**EXCERPTED DATA**
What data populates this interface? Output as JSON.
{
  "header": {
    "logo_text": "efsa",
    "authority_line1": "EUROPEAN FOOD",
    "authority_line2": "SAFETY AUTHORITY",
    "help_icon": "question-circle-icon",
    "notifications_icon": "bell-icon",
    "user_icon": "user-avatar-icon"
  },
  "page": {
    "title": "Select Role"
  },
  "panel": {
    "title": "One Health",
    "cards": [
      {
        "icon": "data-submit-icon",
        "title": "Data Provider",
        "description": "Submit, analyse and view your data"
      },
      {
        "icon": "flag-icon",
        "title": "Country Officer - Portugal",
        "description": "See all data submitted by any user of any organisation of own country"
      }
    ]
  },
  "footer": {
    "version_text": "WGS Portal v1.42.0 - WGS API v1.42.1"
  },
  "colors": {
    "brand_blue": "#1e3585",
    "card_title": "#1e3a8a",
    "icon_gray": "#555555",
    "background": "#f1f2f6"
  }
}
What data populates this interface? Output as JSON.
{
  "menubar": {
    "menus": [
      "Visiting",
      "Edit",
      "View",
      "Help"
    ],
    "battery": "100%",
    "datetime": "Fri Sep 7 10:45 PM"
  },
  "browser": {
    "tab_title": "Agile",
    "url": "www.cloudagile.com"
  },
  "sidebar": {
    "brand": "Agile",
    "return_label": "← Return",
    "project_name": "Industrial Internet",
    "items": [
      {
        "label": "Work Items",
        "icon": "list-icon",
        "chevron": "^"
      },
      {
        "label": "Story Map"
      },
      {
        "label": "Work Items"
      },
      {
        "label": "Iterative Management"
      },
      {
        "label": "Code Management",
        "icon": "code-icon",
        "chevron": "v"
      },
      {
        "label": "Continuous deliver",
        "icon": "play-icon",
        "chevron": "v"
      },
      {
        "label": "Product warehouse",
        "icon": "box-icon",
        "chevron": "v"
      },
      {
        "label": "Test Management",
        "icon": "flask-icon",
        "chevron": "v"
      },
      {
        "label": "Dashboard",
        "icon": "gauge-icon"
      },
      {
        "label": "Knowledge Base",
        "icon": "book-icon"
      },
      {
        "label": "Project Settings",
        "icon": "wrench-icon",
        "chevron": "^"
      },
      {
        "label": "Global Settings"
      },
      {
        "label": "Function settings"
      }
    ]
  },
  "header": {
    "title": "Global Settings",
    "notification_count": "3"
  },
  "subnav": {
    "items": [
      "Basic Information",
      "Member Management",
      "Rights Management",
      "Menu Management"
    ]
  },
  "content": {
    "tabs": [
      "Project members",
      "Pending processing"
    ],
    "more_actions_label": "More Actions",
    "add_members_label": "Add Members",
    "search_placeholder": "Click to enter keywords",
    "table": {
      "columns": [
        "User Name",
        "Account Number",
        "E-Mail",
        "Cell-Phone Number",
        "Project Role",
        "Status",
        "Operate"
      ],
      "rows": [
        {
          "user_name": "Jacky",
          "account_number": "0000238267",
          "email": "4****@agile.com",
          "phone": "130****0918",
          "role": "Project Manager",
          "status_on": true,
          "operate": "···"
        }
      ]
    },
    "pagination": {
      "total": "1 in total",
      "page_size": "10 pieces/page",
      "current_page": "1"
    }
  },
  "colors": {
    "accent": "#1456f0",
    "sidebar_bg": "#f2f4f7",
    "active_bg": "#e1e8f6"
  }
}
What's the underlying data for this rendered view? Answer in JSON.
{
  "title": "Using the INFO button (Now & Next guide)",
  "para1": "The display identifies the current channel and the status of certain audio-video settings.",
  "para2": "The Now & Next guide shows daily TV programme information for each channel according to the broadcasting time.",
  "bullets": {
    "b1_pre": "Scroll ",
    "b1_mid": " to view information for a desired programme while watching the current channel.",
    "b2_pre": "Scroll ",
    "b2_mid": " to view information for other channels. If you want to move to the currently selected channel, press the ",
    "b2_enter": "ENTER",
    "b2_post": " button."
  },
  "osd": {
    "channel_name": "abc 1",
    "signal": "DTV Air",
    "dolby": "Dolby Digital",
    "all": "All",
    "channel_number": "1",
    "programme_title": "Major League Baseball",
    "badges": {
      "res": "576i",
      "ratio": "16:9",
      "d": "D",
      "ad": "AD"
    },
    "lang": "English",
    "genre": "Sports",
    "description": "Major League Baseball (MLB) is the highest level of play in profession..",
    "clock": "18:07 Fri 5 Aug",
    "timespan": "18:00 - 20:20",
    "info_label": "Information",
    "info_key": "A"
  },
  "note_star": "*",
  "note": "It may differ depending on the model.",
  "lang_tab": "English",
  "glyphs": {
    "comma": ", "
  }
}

**TO DO**
Output every record above exactly as it appears.

**TASK RESPONSE**
What data populates this interface? Output as JSON.
{
  "header": {
    "logo_text": "efsa",
    "authority_line1": "EUROPEAN FOOD",
    "authority_line2": "SAFETY AUTHORITY",
    "help_icon": "question-circle-icon",
    "notifications_icon": "bell-icon",
    "user_icon": "user-avatar-icon"
  },
  "page": {
    "title": "Select Role"
  },
  "panel": {
    "title": "One Health",
    "cards": [
      {
        "icon": "data-submit-icon",
        "title": "Data Provider",
        "description": "Submit, analyse and view your data"
      },
      {
        "icon": "flag-icon",
        "title": "Country Officer - Portugal",
        "description": "See all data submitted by any user of any organisation of own country"
      }
    ]
  },
  "footer": {
    "version_text": "WGS Portal v1.42.0 - WGS API v1.42.1"
  },
  "colors": {
    "brand_blue": "#1e3585",
    "card_title": "#1e3a8a",
    "icon_gray": "#555555",
    "background": "#f1f2f6"
  }
}
What data populates this interface? Output as JSON.
{
  "menubar": {
    "menus": [
      "Visiting",
      "Edit",
      "View",
      "Help"
    ],
    "battery": "100%",
    "datetime": "Fri Sep 7 10:45 PM"
  },
  "browser": {
    "tab_title": "Agile",
    "url": "www.cloudagile.com"
  },
  "sidebar": {
    "brand": "Agile",
    "return_label": "← Return",
    "project_name": "Industrial Internet",
    "items": [
      {
        "label": "Work Items",
        "icon": "list-icon",
        "chevron": "^"
      },
      {
        "label": "Story Map"
      },
      {
        "label": "Work Items"
      },
      {
        "label": "Iterative Management"
      },
      {
        "label": "Code Management",
        "icon": "code-icon",
        "chevron": "v"
      },
      {
        "label": "Continuous deliver",
        "icon": "play-icon",
        "chevron": "v"
      },
      {
        "label": "Product warehouse",
        "icon": "box-icon",
        "chevron": "v"
      },
      {
        "label": "Test Management",
        "icon": "flask-icon",
        "chevron": "v"
      },
      {
        "label": "Dashboard",
        "icon": "gauge-icon"
      },
      {
        "label": "Knowledge Base",
        "icon": "book-icon"
      },
      {
        "label": "Project Settings",
        "icon": "wrench-icon",
        "chevron": "^"
      },
      {
        "label": "Global Settings"
      },
      {
        "label": "Function settings"
      }
    ]
  },
  "header": {
    "title": "Global Settings",
    "notification_count": "3"
  },
  "subnav": {
    "items": [
      "Basic Information",
      "Member Management",
      "Rights Management",
      "Menu Management"
    ]
  },
  "content": {
    "tabs": [
      "Project members",
      "Pending processing"
    ],
    "more_actions_label": "More Actions",
    "add_members_label": "Add Members",
    "search_placeholder": "Click to enter keywords",
    "table": {
      "columns": [
        "User Name",
        "Account Number",
        "E-Mail",
        "Cell-Phone Number",
        "Project Role",
        "Status",
        "Operate"
      ],
      "rows": [
        {
          "user_name": "Jacky",
          "account_number": "0000238267",
          "email": "4****@agile.com",
          "phone": "130****0918",
          "role": "Project Manager",
          "status_on": true,
          "operate": "···"
        }
      ]
    },
    "pagination": {
      "total": "1 in total",
      "page_size": "10 pieces/page",
      "current_page": "1"
    }
  },
  "colors": {
    "accent": "#1456f0",
    "sidebar_bg": "#f2f4f7",
    "active_bg": "#e1e8f6"
  }
}
What's the underlying data for this rendered view? Answer in JSON.
{
  "title": "Using the INFO button (Now & Next guide)",
  "para1": "The display identifies the current channel and the status of certain audio-video settings.",
  "para2": "The Now & Next guide shows daily TV programme information for each channel according to the broadcasting time.",
  "bullets": {
    "b1_pre": "Scroll ",
    "b1_mid": " to view information for a desired programme while watching the current channel.",
    "b2_pre": "Scroll ",
    "b2_mid": " to view information for other channels. If you want to move to the currently selected channel, press the ",
    "b2_enter": "ENTER",
    "b2_post": " button."
  },
  "osd": {
    "channel_name": "abc 1",
    "signal": "DTV Air",
    "dolby": "Dolby Digital",
    "all": "All",
    "channel_number": "1",
    "programme_title": "Major League Baseball",
    "badges": {
      "res": "576i",
      "ratio": "16:9",
      "d": "D",
      "ad": "AD"
    },
    "lang": "English",
    "genre": "Sports",
    "description": "Major League Baseball (MLB) is the highest level of play in profession..",
    "clock": "18:07 Fri 5 Aug",
    "timespan": "18:00 - 20:20",
    "info_label": "Information",
    "info_key": "A"
  },
  "note_star": "*",
  "note": "It may differ depending on the model.",
  "lang_tab": "English",
  "glyphs": {
    "comma": ", "
  }
}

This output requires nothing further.